Say how many lines contain "xlabel"; the answer is the number alone.
━━ Materials provided
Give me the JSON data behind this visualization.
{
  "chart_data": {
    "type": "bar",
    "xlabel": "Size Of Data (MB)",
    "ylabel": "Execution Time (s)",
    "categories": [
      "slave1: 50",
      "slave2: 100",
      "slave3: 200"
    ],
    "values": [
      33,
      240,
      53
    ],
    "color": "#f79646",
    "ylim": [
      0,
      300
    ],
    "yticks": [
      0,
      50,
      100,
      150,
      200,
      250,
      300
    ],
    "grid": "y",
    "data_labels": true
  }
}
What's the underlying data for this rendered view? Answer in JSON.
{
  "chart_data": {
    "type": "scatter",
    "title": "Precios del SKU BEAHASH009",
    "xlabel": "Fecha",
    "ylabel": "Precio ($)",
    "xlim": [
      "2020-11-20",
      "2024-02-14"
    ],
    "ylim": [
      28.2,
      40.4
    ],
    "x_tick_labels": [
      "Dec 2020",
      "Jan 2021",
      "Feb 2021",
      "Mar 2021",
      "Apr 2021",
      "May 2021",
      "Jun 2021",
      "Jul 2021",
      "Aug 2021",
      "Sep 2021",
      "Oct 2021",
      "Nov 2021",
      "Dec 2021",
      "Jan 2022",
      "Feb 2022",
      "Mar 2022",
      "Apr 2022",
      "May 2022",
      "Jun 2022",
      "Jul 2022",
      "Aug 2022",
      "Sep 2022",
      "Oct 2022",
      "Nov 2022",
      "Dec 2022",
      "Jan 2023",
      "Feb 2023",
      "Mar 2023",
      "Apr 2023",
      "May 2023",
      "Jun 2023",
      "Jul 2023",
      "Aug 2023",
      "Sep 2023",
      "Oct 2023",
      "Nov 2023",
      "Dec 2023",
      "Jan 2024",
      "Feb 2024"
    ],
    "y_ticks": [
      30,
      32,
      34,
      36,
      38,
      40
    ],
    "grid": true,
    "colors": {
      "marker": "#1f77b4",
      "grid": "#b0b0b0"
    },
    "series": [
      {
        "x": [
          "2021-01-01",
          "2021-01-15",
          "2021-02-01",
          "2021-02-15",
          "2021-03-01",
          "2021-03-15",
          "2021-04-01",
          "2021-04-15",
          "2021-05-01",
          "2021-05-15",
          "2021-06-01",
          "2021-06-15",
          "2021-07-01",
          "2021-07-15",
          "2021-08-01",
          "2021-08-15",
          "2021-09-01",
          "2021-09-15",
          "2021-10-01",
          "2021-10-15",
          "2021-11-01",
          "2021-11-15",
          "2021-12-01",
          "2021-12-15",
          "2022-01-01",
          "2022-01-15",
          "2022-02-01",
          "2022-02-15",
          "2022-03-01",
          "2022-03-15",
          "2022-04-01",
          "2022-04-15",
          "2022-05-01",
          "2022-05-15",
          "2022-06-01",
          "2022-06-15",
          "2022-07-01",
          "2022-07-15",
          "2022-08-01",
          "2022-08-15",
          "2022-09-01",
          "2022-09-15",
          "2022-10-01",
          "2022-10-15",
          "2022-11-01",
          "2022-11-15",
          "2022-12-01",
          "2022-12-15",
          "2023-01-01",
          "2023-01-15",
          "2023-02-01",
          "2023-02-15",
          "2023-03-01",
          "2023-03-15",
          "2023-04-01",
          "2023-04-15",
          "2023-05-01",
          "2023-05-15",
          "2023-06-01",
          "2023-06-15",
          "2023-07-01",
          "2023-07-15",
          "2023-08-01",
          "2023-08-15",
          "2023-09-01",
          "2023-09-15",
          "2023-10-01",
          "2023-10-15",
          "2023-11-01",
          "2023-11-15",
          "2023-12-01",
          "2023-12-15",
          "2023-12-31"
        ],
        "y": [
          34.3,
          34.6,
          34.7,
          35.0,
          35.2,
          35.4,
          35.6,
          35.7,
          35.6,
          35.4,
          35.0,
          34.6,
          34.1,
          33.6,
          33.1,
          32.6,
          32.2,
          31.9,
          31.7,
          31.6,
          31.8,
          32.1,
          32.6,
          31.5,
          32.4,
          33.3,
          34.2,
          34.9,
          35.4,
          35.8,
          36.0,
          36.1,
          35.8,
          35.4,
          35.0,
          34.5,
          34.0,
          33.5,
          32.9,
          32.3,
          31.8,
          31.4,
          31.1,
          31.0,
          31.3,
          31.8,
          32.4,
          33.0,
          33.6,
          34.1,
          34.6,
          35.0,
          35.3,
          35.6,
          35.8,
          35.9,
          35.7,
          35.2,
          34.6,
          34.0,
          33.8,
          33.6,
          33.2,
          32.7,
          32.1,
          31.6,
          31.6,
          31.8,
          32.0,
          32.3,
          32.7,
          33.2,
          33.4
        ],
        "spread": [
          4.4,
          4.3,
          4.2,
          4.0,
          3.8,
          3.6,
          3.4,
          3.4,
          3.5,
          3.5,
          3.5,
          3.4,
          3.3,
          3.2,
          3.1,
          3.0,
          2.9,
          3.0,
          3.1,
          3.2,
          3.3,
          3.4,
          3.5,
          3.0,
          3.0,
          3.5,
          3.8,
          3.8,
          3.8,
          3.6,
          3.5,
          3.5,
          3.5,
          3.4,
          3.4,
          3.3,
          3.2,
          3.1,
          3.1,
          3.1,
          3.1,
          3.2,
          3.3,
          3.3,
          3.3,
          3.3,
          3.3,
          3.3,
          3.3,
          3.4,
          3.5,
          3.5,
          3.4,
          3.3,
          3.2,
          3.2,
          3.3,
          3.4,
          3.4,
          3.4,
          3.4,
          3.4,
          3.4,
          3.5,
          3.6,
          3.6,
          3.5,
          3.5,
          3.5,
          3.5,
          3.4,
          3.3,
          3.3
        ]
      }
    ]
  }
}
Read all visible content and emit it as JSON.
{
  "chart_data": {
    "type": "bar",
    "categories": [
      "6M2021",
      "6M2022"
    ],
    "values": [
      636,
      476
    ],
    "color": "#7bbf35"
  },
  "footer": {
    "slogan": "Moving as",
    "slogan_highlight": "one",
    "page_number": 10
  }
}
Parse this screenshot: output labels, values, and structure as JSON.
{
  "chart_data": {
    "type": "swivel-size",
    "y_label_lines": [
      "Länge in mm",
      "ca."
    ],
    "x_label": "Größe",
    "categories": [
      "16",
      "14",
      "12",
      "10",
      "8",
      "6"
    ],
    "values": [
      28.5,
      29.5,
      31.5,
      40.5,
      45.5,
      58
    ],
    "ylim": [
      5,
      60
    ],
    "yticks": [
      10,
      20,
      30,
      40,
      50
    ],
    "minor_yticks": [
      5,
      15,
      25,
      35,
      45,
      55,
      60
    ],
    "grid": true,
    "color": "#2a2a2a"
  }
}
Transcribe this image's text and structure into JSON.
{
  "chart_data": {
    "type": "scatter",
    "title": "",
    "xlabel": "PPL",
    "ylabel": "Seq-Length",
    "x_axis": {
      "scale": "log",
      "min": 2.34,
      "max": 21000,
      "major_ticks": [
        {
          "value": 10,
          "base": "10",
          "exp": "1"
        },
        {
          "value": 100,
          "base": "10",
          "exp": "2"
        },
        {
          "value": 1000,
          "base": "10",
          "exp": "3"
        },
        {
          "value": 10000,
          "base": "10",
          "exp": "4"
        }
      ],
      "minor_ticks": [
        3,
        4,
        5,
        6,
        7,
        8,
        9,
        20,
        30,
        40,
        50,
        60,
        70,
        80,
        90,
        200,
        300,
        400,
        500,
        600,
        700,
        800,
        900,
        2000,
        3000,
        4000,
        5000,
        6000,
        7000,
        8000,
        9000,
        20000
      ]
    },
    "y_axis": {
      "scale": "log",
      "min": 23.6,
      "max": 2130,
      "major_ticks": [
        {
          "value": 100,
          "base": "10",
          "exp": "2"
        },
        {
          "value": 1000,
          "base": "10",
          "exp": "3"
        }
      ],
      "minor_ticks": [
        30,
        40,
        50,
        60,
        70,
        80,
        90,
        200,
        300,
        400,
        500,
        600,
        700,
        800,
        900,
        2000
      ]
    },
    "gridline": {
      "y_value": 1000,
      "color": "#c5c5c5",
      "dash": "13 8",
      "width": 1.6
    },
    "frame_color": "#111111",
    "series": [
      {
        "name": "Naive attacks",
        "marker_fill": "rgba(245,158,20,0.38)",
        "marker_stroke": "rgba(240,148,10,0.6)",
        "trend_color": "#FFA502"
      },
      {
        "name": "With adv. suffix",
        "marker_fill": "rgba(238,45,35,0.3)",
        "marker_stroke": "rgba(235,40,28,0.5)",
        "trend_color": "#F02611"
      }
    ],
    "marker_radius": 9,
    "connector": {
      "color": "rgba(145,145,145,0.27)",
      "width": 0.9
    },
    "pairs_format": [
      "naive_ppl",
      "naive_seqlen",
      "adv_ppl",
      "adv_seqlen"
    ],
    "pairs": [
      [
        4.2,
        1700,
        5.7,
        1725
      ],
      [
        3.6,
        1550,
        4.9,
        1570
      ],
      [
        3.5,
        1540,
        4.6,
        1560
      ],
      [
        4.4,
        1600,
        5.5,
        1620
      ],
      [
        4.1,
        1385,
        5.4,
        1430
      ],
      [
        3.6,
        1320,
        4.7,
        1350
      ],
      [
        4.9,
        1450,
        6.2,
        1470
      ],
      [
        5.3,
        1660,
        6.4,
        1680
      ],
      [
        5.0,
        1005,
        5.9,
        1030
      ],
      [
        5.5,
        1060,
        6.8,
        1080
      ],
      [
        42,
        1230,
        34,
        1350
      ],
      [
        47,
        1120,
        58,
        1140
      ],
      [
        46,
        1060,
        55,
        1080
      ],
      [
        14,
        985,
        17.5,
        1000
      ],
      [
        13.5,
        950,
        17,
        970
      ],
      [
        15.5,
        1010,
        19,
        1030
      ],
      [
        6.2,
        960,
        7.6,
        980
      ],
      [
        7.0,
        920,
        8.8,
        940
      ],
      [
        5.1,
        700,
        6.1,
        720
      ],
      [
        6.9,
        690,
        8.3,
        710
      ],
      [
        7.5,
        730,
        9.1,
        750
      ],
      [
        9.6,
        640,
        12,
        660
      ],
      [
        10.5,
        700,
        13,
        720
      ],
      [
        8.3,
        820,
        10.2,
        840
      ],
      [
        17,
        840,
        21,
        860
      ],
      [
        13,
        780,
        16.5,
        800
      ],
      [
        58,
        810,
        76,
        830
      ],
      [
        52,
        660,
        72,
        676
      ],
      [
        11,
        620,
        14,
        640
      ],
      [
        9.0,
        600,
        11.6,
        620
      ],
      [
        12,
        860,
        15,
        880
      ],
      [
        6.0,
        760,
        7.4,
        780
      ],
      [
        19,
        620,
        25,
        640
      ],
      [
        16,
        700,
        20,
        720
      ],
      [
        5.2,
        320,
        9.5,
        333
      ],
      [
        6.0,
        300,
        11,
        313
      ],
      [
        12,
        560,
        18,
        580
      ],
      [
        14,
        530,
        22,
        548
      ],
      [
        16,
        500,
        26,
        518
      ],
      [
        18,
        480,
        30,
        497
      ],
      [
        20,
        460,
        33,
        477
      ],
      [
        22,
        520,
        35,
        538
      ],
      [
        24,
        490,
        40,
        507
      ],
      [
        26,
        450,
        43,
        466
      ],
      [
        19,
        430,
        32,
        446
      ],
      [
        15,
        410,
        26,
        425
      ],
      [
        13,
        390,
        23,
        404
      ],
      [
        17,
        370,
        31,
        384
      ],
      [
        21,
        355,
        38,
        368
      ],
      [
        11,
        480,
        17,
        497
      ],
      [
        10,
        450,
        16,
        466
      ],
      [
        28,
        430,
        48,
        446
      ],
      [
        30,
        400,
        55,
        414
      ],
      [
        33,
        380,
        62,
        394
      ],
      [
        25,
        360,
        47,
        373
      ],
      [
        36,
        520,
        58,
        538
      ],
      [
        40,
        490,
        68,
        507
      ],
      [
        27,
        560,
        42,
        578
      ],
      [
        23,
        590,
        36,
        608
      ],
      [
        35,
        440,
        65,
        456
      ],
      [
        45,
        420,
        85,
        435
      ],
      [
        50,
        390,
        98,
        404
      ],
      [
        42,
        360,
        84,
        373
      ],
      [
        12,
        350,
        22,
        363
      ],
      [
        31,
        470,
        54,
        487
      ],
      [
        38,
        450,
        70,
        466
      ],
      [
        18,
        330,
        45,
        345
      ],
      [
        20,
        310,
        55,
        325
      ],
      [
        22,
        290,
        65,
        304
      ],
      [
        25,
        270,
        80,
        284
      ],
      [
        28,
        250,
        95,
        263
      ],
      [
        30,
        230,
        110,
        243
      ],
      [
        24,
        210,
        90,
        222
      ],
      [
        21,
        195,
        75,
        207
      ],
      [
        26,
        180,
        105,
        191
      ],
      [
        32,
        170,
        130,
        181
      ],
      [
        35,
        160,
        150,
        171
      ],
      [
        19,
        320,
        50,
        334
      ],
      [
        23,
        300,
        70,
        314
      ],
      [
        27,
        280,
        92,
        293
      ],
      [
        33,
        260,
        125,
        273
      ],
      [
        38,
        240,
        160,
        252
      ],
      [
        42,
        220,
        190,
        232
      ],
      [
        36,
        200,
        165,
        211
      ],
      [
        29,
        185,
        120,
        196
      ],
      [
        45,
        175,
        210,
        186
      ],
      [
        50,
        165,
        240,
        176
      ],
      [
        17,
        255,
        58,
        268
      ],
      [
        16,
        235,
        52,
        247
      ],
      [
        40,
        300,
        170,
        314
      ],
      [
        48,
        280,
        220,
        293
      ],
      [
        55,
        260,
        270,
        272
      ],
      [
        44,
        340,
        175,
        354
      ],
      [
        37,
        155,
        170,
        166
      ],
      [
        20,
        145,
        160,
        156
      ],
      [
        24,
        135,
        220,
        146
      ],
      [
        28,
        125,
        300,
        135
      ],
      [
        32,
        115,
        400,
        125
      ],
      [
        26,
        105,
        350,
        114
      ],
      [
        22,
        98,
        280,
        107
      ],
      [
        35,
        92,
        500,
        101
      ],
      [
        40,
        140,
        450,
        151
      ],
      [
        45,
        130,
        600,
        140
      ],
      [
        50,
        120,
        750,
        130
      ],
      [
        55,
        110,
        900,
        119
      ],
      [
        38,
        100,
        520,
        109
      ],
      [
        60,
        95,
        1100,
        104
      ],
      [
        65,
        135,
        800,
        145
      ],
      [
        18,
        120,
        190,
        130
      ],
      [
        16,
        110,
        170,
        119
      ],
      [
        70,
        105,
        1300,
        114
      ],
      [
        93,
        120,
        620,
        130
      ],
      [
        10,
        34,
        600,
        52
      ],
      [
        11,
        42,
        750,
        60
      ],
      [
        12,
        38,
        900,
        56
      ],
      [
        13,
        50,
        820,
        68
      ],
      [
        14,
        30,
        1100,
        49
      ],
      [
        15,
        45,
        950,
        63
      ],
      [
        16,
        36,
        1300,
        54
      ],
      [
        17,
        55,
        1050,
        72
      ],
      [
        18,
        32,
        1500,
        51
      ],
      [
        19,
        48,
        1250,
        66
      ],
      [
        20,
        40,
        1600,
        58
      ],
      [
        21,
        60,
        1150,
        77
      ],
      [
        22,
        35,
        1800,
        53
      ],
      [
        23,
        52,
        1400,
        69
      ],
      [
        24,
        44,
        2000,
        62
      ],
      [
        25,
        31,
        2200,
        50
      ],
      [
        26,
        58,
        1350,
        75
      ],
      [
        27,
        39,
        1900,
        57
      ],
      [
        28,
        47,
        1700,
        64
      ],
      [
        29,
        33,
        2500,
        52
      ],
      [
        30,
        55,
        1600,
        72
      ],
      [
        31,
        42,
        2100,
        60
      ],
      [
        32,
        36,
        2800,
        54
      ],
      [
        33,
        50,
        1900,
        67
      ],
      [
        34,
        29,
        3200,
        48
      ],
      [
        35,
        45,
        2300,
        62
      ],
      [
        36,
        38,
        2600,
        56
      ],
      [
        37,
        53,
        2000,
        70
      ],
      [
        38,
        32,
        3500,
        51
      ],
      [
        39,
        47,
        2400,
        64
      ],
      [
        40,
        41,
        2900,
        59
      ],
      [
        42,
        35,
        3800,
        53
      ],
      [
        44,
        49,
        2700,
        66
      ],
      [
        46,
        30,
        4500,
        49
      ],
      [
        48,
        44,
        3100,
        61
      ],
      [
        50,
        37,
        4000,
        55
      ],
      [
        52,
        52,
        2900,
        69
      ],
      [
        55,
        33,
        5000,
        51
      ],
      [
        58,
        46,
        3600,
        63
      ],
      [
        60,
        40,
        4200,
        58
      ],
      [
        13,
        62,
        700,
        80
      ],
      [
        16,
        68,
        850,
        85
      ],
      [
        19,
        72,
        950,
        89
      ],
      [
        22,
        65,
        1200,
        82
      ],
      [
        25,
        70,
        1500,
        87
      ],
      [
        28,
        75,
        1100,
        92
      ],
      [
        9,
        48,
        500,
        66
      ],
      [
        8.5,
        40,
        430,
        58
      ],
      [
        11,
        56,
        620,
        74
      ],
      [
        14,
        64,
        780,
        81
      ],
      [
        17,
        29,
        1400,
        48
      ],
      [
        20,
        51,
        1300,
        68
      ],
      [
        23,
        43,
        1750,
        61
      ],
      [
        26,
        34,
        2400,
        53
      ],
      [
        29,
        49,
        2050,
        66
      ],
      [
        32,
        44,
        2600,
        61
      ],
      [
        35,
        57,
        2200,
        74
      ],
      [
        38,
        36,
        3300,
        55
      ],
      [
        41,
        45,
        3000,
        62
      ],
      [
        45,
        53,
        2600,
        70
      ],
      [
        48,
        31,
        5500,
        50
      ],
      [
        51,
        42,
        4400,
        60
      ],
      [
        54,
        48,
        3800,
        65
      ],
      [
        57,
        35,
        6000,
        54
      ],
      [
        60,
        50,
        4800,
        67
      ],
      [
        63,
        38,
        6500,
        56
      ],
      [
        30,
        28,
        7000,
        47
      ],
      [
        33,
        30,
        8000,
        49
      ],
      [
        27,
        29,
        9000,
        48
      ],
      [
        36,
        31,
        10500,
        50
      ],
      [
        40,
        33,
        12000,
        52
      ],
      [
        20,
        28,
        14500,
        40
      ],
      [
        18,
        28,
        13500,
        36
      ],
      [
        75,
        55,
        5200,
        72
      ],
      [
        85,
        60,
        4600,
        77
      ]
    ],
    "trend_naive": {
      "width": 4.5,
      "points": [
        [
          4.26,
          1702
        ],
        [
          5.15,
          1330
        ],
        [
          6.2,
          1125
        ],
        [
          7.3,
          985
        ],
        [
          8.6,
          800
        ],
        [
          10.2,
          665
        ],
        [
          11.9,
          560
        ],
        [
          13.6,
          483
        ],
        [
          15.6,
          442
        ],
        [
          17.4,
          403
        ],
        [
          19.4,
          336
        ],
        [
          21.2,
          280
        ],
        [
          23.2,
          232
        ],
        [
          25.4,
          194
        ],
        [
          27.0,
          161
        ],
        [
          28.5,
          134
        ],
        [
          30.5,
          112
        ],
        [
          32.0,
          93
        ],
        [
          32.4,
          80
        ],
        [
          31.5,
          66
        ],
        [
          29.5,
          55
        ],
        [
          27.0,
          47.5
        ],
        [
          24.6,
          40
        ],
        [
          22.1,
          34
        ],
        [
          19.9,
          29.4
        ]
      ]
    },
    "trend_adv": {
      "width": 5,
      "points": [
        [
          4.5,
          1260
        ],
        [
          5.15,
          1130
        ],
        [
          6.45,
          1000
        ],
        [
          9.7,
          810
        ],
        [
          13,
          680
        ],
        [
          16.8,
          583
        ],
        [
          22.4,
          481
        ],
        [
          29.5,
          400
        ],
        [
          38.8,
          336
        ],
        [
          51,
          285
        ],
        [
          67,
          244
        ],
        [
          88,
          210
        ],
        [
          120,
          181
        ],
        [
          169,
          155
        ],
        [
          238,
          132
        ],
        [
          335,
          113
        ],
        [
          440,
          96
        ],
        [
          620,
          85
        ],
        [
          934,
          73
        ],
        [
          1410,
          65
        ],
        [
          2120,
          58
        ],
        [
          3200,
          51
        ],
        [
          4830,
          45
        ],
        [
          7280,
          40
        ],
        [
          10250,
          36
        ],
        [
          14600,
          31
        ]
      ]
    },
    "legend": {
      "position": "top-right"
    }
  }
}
━━━━
Complete response:
3